BRIEF:
Make a verbatim copy of the entries below; pictures stay out.

(Records from a collection of figures)
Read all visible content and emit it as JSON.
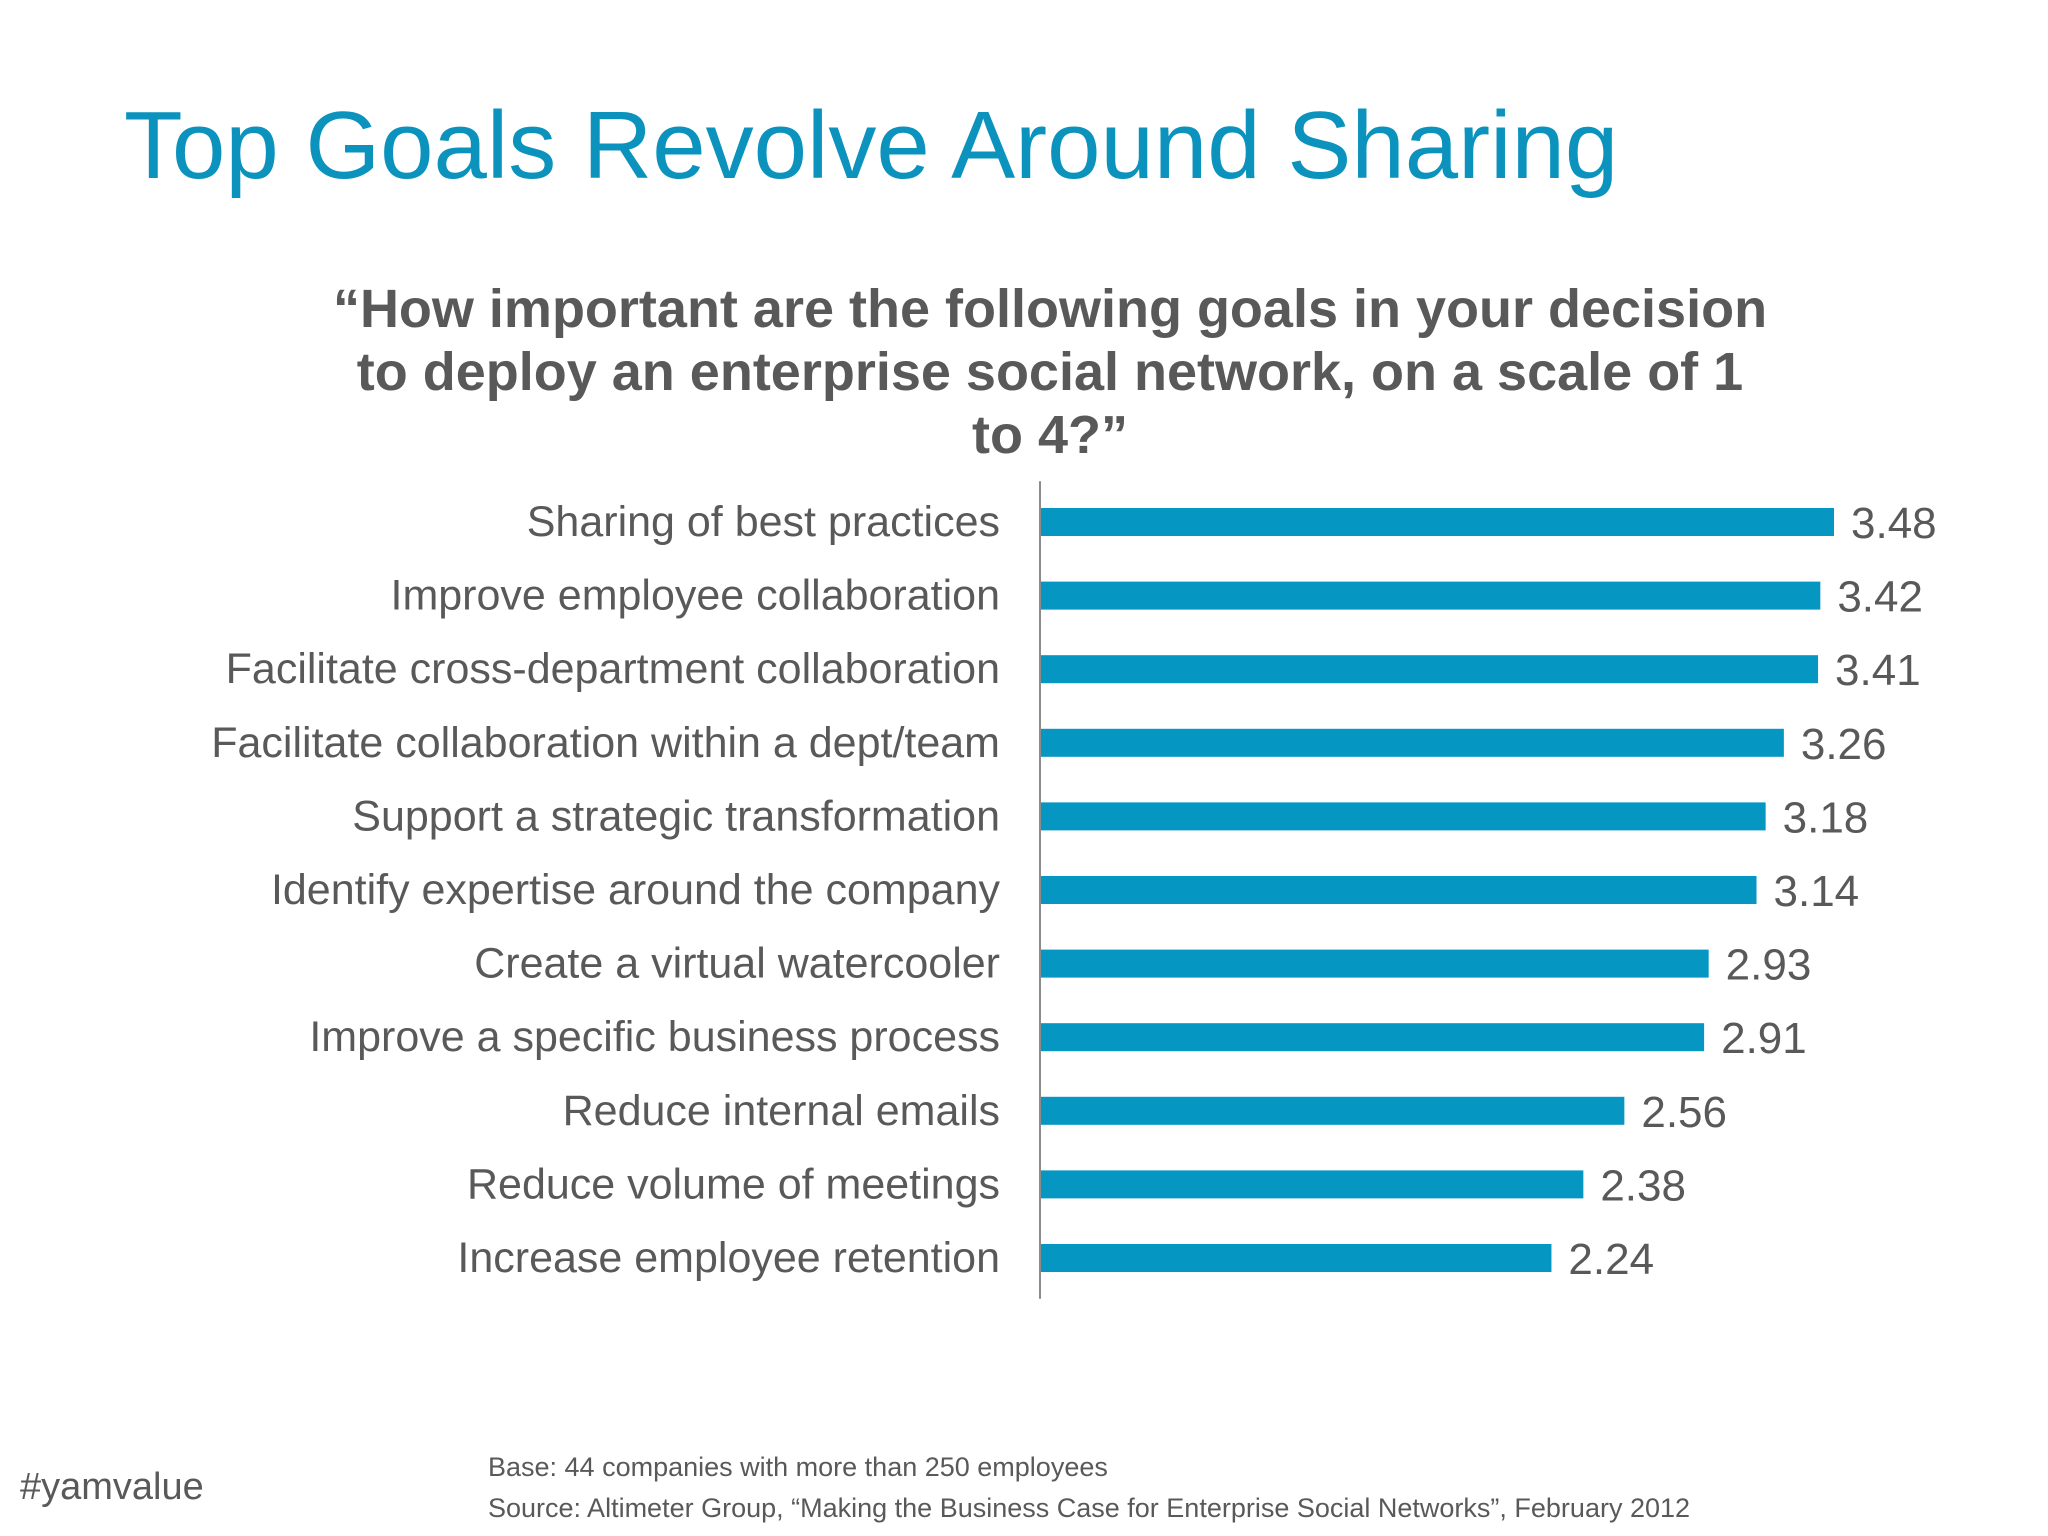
{
  "slide": {
    "title": "Top Goals Revolve Around Sharing",
    "title_color": "#0b93bd",
    "text_color": "#595959",
    "hashtag": "#yamvalue"
  },
  "footnotes": {
    "base": "Base: 44 companies with more than 250 employees",
    "source": "Source: Altimeter Group, “Making the Business Case for Enterprise Social Networks”, February 2012"
  },
  "chart_data": {
    "type": "bar",
    "orientation": "horizontal",
    "title_lines": [
      "“How important are the following goals in your decision",
      "to deploy an enterprise social network, on a scale of 1",
      "to 4?”"
    ],
    "categories": [
      "Sharing of best practices",
      "Improve employee collaboration",
      "Facilitate cross-department collaboration",
      "Facilitate collaboration within a dept/team",
      "Support a strategic transformation",
      "Identify expertise around the company",
      "Create a virtual watercooler",
      "Improve a specific business process",
      "Reduce internal emails",
      "Reduce volume of meetings",
      "Increase employee retention"
    ],
    "values": [
      3.48,
      3.42,
      3.41,
      3.26,
      3.18,
      3.14,
      2.93,
      2.91,
      2.56,
      2.38,
      2.24
    ],
    "data_labels": [
      "3.48",
      "3.42",
      "3.41",
      "3.26",
      "3.18",
      "3.14",
      "2.93",
      "2.91",
      "2.56",
      "2.38",
      "2.24"
    ],
    "xlim": [
      0,
      3.48
    ],
    "bar_color": "#0596c2",
    "axis_color": "#8c8c8c",
    "label_color": "#595959",
    "grid": false,
    "legend": "none"
  }
}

OUTPUT OF THE EXERCISE:
Read all visible content and emit it as JSON.
{
  "slide": {
    "title": "Top Goals Revolve Around Sharing",
    "title_color": "#0b93bd",
    "text_color": "#595959",
    "hashtag": "#yamvalue"
  },
  "footnotes": {
    "base": "Base: 44 companies with more than 250 employees",
    "source": "Source: Altimeter Group, “Making the Business Case for Enterprise Social Networks”, February 2012"
  },
  "chart_data": {
    "type": "bar",
    "orientation": "horizontal",
    "title_lines": [
      "“How important are the following goals in your decision",
      "to deploy an enterprise social network, on a scale of 1",
      "to 4?”"
    ],
    "categories": [
      "Sharing of best practices",
      "Improve employee collaboration",
      "Facilitate cross-department collaboration",
      "Facilitate collaboration within a dept/team",
      "Support a strategic transformation",
      "Identify expertise around the company",
      "Create a virtual watercooler",
      "Improve a specific business process",
      "Reduce internal emails",
      "Reduce volume of meetings",
      "Increase employee retention"
    ],
    "values": [
      3.48,
      3.42,
      3.41,
      3.26,
      3.18,
      3.14,
      2.93,
      2.91,
      2.56,
      2.38,
      2.24
    ],
    "data_labels": [
      "3.48",
      "3.42",
      "3.41",
      "3.26",
      "3.18",
      "3.14",
      "2.93",
      "2.91",
      "2.56",
      "2.38",
      "2.24"
    ],
    "xlim": [
      0,
      3.48
    ],
    "bar_color": "#0596c2",
    "axis_color": "#8c8c8c",
    "label_color": "#595959",
    "grid": false,
    "legend": "none"
  }
}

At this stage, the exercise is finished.